* **What to do**:
Please copy the listing below word for word, from its first line through the line that contains "svg-text:毛鸡价格: 毛鸡价格 bbox=[771, 953, 825, 969]".

= = = = =

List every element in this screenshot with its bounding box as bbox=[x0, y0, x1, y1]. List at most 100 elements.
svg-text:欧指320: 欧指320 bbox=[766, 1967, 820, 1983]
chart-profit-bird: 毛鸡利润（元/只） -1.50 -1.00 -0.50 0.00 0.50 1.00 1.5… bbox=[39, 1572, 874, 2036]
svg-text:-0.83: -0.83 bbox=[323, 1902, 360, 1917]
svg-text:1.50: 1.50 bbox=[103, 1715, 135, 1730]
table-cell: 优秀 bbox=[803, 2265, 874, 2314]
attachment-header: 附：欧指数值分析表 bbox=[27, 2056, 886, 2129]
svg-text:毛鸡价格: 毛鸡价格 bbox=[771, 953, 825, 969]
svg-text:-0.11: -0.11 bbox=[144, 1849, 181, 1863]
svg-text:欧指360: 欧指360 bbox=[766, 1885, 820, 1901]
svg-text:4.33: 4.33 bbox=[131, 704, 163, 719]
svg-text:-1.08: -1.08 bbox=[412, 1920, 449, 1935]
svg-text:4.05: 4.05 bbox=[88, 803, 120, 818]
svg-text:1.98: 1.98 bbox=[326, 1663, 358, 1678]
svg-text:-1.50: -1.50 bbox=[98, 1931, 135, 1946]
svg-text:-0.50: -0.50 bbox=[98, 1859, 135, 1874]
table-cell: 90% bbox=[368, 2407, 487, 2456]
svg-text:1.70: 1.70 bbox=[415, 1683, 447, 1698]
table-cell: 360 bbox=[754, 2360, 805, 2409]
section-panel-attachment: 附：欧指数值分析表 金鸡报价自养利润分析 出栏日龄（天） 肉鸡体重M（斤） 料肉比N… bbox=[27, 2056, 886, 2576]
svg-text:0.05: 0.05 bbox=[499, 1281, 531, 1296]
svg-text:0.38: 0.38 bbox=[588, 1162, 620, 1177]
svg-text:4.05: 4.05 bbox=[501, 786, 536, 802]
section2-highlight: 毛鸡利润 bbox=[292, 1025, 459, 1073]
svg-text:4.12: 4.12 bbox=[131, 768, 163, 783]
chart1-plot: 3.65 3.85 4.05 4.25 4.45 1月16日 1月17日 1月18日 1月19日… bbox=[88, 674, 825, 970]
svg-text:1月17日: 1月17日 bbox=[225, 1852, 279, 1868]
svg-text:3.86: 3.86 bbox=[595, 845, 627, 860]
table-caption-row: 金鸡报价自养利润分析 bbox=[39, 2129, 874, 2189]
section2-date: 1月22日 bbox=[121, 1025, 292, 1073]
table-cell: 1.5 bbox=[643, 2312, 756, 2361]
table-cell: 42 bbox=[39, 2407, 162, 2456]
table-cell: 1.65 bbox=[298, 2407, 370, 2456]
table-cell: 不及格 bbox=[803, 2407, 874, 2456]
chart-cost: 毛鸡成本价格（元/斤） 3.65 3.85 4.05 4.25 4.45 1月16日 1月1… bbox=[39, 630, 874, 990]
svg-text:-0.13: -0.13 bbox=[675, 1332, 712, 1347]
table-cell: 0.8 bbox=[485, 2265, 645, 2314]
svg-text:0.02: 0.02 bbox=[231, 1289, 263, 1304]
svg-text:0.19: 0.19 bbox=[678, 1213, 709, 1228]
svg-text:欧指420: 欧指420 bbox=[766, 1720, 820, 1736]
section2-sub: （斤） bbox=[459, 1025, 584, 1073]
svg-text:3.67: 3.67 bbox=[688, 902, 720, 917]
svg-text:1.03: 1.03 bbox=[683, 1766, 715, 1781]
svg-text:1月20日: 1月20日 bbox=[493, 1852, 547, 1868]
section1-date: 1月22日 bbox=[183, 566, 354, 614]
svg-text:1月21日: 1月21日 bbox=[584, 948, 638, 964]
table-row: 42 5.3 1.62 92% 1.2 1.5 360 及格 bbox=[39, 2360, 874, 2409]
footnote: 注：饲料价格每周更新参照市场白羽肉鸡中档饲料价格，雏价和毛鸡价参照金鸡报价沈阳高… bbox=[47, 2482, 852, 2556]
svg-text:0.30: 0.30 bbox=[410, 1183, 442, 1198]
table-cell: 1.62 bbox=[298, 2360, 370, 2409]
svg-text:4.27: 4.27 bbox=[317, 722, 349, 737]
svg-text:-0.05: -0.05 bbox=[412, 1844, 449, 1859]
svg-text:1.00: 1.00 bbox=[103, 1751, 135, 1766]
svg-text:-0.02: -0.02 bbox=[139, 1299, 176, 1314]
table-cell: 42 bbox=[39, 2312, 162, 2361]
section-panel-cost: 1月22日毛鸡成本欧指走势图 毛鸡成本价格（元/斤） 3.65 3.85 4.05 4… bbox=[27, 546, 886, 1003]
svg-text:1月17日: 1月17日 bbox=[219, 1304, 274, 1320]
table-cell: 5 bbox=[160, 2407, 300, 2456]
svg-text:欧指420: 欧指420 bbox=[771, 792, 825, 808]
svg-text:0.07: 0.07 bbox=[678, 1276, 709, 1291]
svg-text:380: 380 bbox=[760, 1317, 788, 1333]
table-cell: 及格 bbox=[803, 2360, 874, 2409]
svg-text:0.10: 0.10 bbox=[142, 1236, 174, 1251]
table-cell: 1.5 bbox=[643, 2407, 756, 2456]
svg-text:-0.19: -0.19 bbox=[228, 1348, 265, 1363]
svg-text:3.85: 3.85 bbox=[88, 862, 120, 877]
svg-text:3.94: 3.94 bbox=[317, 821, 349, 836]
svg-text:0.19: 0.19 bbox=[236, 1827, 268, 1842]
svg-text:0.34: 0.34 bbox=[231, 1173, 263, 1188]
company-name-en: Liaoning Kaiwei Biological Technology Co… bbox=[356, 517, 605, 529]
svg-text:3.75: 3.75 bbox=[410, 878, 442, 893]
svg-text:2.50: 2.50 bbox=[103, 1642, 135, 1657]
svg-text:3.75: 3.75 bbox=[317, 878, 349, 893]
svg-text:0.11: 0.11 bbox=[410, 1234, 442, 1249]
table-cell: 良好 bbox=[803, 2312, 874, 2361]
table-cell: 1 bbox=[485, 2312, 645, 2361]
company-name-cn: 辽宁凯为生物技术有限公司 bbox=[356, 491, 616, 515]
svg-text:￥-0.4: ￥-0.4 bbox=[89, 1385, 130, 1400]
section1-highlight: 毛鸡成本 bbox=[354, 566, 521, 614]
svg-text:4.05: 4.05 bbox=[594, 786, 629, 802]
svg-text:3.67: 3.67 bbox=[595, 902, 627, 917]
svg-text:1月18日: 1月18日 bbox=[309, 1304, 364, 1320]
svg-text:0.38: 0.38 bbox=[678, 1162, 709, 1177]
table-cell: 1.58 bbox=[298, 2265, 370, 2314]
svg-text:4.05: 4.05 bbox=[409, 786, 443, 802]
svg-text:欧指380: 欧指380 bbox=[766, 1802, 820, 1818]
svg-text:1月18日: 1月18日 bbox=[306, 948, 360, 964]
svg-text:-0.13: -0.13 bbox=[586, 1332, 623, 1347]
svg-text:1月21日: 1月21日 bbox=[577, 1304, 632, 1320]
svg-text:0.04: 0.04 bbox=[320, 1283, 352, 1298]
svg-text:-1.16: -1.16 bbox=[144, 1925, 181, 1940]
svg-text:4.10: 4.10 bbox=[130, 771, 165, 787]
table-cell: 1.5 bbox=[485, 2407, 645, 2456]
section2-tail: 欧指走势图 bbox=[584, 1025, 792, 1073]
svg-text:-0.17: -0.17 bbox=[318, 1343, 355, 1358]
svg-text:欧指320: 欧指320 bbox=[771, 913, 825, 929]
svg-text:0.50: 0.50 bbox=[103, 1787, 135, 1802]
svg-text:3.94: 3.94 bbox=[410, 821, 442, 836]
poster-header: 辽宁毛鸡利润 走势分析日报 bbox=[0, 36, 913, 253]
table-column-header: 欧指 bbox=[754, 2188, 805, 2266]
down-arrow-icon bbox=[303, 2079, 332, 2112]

= = = = =

* **Full output**:
List every element in this screenshot with its bounding box as bbox=[x0, y0, x1, y1]. List at most 100 elements.
svg-text:欧指320: 欧指320 bbox=[766, 1967, 820, 1983]
chart-profit-bird: 毛鸡利润（元/只） -1.50 -1.00 -0.50 0.00 0.50 1.00 1.5… bbox=[39, 1572, 874, 2036]
svg-text:-0.83: -0.83 bbox=[323, 1902, 360, 1917]
svg-text:1.50: 1.50 bbox=[103, 1715, 135, 1730]
table-cell: 优秀 bbox=[803, 2265, 874, 2314]
attachment-header: 附：欧指数值分析表 bbox=[27, 2056, 886, 2129]
svg-text:毛鸡价格: 毛鸡价格 bbox=[771, 953, 825, 969]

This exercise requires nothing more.